**STATED GOAL**.
Could you return each line from the one bearing "Transcribe this image's" through the last line of the entries, exactly as it stands, with no pictures?

— Begin SOURCE RECORDS —

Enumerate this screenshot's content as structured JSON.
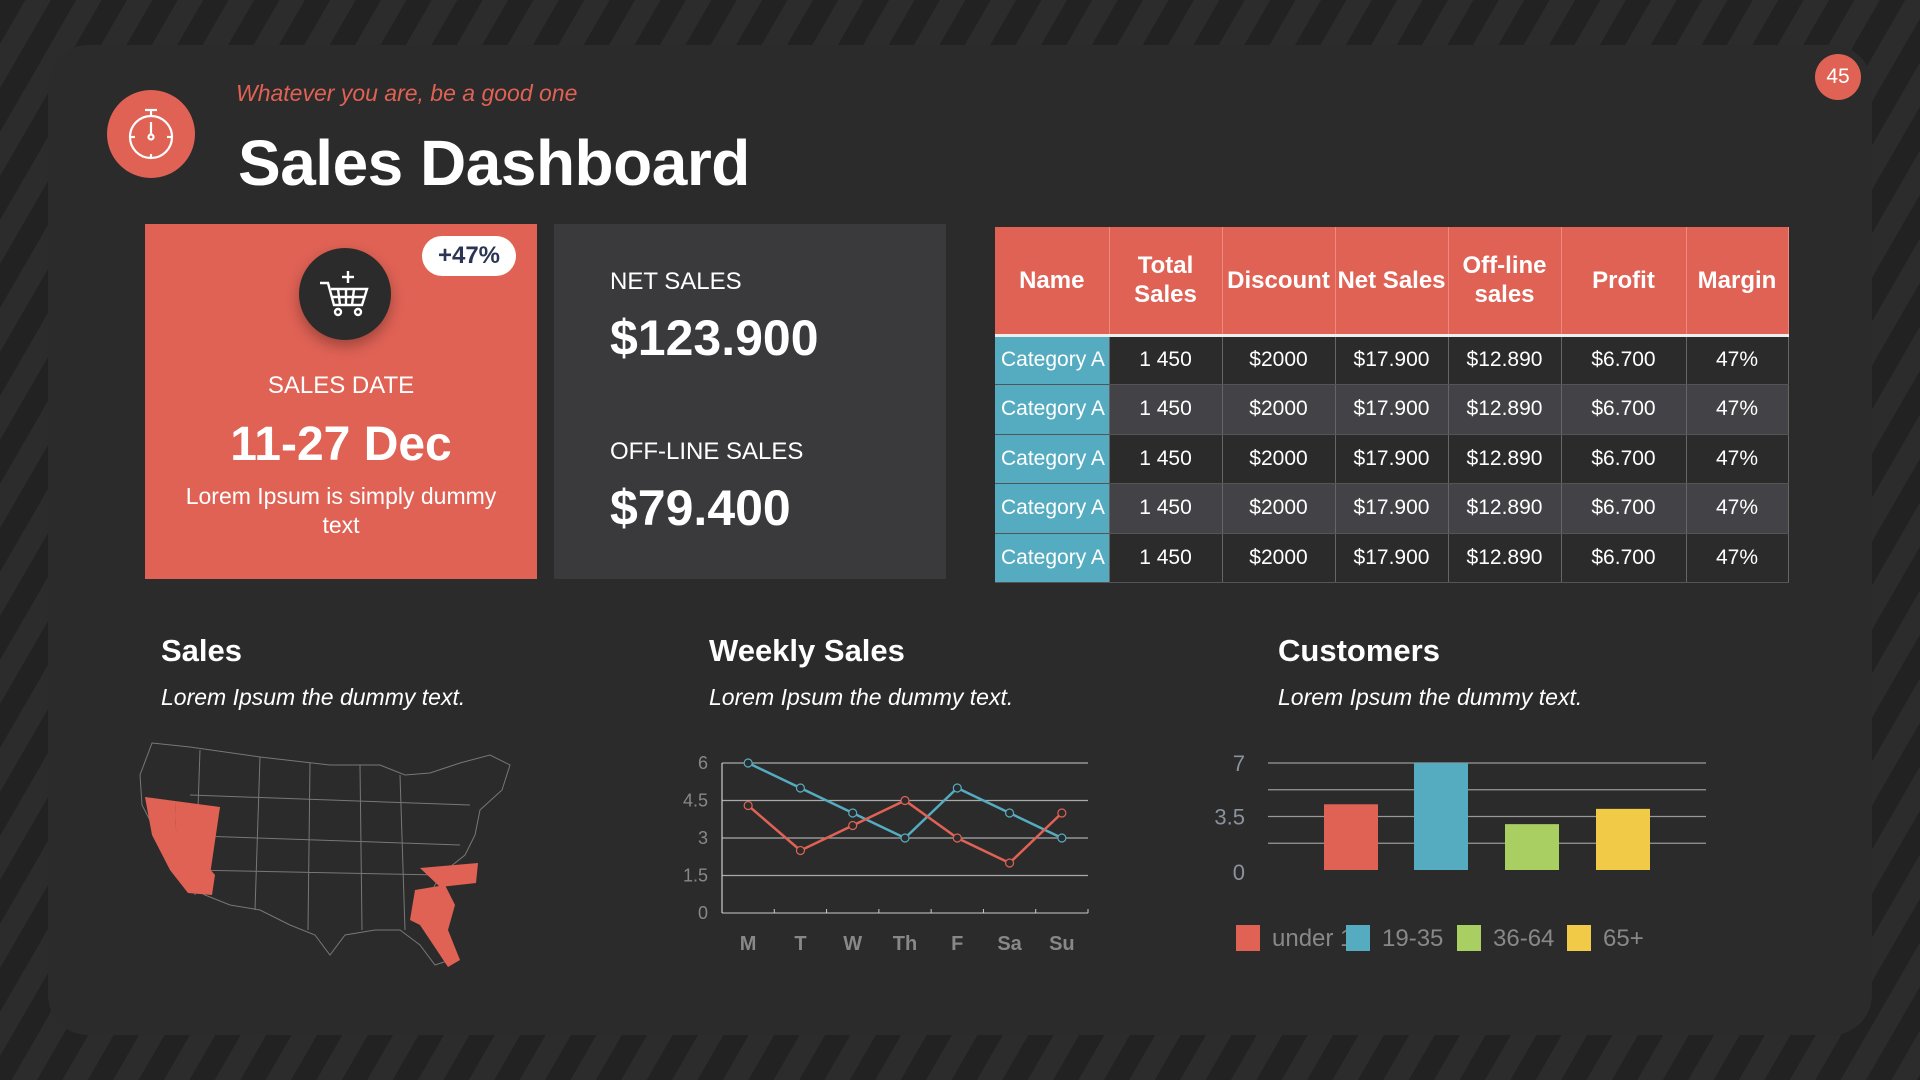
{
  "page_number": "45",
  "header": {
    "tagline": "Whatever you are, be a good one",
    "title": "Sales Dashboard",
    "icon": "stopwatch-icon"
  },
  "sales_card": {
    "badge": "+47%",
    "label": "SALES DATE",
    "date": "11-27 Dec",
    "description": "Lorem Ipsum is simply dummy text",
    "icon": "cart-icon",
    "color": "#e06255"
  },
  "totals_card": {
    "net_label": "NET SALES",
    "net_value": "$123.900",
    "offline_label": "OFF-LINE SALES",
    "offline_value": "$79.400"
  },
  "table": {
    "headers": [
      "Name",
      "Total Sales",
      "Discount",
      "Net Sales",
      "Off-line sales",
      "Profit",
      "Margin"
    ],
    "rows": [
      [
        "Category A",
        "1 450",
        "$2000",
        "$17.900",
        "$12.890",
        "$6.700",
        "47%"
      ],
      [
        "Category A",
        "1 450",
        "$2000",
        "$17.900",
        "$12.890",
        "$6.700",
        "47%"
      ],
      [
        "Category A",
        "1 450",
        "$2000",
        "$17.900",
        "$12.890",
        "$6.700",
        "47%"
      ],
      [
        "Category A",
        "1 450",
        "$2000",
        "$17.900",
        "$12.890",
        "$6.700",
        "47%"
      ],
      [
        "Category A",
        "1 450",
        "$2000",
        "$17.900",
        "$12.890",
        "$6.700",
        "47%"
      ]
    ]
  },
  "sections": {
    "sales": {
      "title": "Sales",
      "subtitle": "Lorem Ipsum the dummy text."
    },
    "weekly": {
      "title": "Weekly Sales",
      "subtitle": "Lorem Ipsum the dummy text."
    },
    "customers": {
      "title": "Customers",
      "subtitle": "Lorem Ipsum the dummy text."
    }
  },
  "chart_data": [
    {
      "type": "line",
      "categories": [
        "M",
        "T",
        "W",
        "Th",
        "F",
        "Sa",
        "Su"
      ],
      "ylim": [
        0,
        6
      ],
      "yticks": [
        "0",
        "1.5",
        "3",
        "4.5",
        "6"
      ],
      "grid": true,
      "series": [
        {
          "color": "#55acc1",
          "values": [
            6,
            5,
            4,
            3,
            5,
            4,
            3
          ]
        },
        {
          "color": "#e06255",
          "values": [
            4.3,
            2.5,
            3.5,
            4.5,
            3,
            2,
            4
          ]
        }
      ]
    },
    {
      "type": "bar",
      "categories": [
        "under 18",
        "19-35",
        "36-64",
        "65+"
      ],
      "values": [
        4.3,
        7,
        3,
        4
      ],
      "colors": [
        "#e06255",
        "#55acc1",
        "#a9cf63",
        "#f1cb47"
      ],
      "ylim": [
        0,
        7
      ],
      "yticks": [
        "0",
        "3.5",
        "7"
      ],
      "grid": true,
      "legend": "bottom"
    }
  ],
  "map": {
    "type": "usa-choropleth",
    "highlight_color": "#e06255"
  }
}
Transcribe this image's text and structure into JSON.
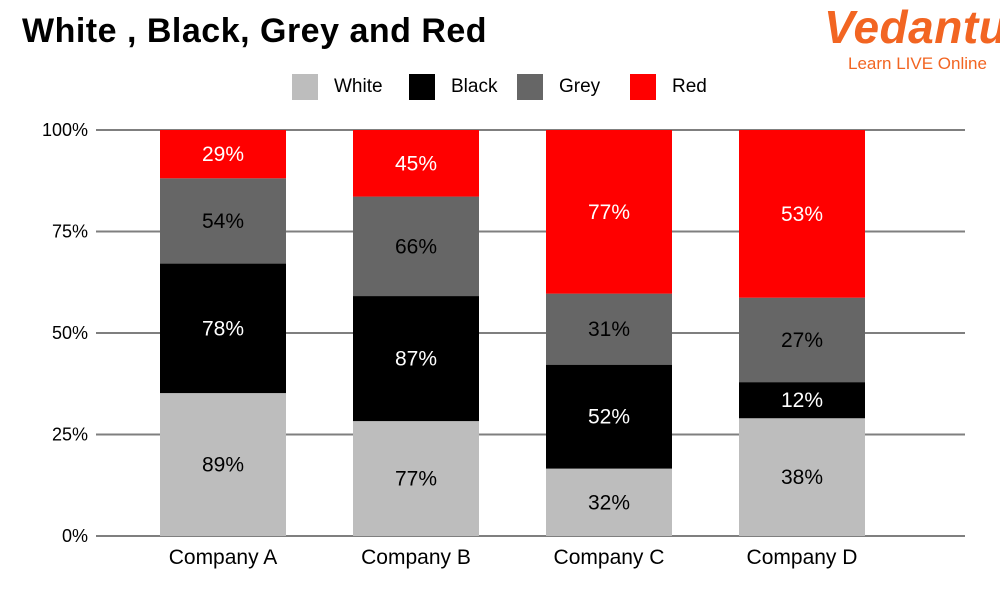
{
  "logo": {
    "brand": "Vedantu",
    "tagline": "Learn LIVE Online",
    "brand_color": "#f26522"
  },
  "chart_data": {
    "type": "bar",
    "stacked": true,
    "title": "White , Black, Grey and Red",
    "xlabel": "",
    "ylabel": "",
    "categories": [
      "Company A",
      "Company B",
      "Company C",
      "Company D"
    ],
    "y_ticks": [
      "0%",
      "25%",
      "50%",
      "75%",
      "100%"
    ],
    "ylim": [
      0,
      100
    ],
    "grid": true,
    "legend_position": "top",
    "series": [
      {
        "name": "White",
        "color": "#bdbdbd",
        "text_color": "#000000",
        "labels": [
          "89%",
          "77%",
          "32%",
          "38%"
        ],
        "stack_share_percent": [
          35.2,
          28.3,
          16.6,
          29.0
        ]
      },
      {
        "name": "Black",
        "color": "#000000",
        "text_color": "#ffffff",
        "labels": [
          "78%",
          "87%",
          "52%",
          "12%"
        ],
        "stack_share_percent": [
          31.9,
          30.8,
          25.6,
          8.9
        ]
      },
      {
        "name": "Grey",
        "color": "#666666",
        "text_color": "#000000",
        "labels": [
          "54%",
          "66%",
          "31%",
          "27%"
        ],
        "stack_share_percent": [
          21.0,
          24.5,
          17.5,
          20.8
        ]
      },
      {
        "name": "Red",
        "color": "#ff0000",
        "text_color": "#ffffff",
        "labels": [
          "29%",
          "45%",
          "77%",
          "53%"
        ],
        "stack_share_percent": [
          11.9,
          16.4,
          40.3,
          41.3
        ]
      }
    ]
  }
}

— End SOURCE RECORDS —

**TASK RESPONSE**.
Transcribe this image's text and structure into JSON.
{
  "logo": {
    "brand": "Vedantu",
    "tagline": "Learn LIVE Online",
    "brand_color": "#f26522"
  },
  "chart_data": {
    "type": "bar",
    "stacked": true,
    "title": "White , Black, Grey and Red",
    "xlabel": "",
    "ylabel": "",
    "categories": [
      "Company A",
      "Company B",
      "Company C",
      "Company D"
    ],
    "y_ticks": [
      "0%",
      "25%",
      "50%",
      "75%",
      "100%"
    ],
    "ylim": [
      0,
      100
    ],
    "grid": true,
    "legend_position": "top",
    "series": [
      {
        "name": "White",
        "color": "#bdbdbd",
        "text_color": "#000000",
        "labels": [
          "89%",
          "77%",
          "32%",
          "38%"
        ],
        "stack_share_percent": [
          35.2,
          28.3,
          16.6,
          29.0
        ]
      },
      {
        "name": "Black",
        "color": "#000000",
        "text_color": "#ffffff",
        "labels": [
          "78%",
          "87%",
          "52%",
          "12%"
        ],
        "stack_share_percent": [
          31.9,
          30.8,
          25.6,
          8.9
        ]
      },
      {
        "name": "Grey",
        "color": "#666666",
        "text_color": "#000000",
        "labels": [
          "54%",
          "66%",
          "31%",
          "27%"
        ],
        "stack_share_percent": [
          21.0,
          24.5,
          17.5,
          20.8
        ]
      },
      {
        "name": "Red",
        "color": "#ff0000",
        "text_color": "#ffffff",
        "labels": [
          "29%",
          "45%",
          "77%",
          "53%"
        ],
        "stack_share_percent": [
          11.9,
          16.4,
          40.3,
          41.3
        ]
      }
    ]
  }
}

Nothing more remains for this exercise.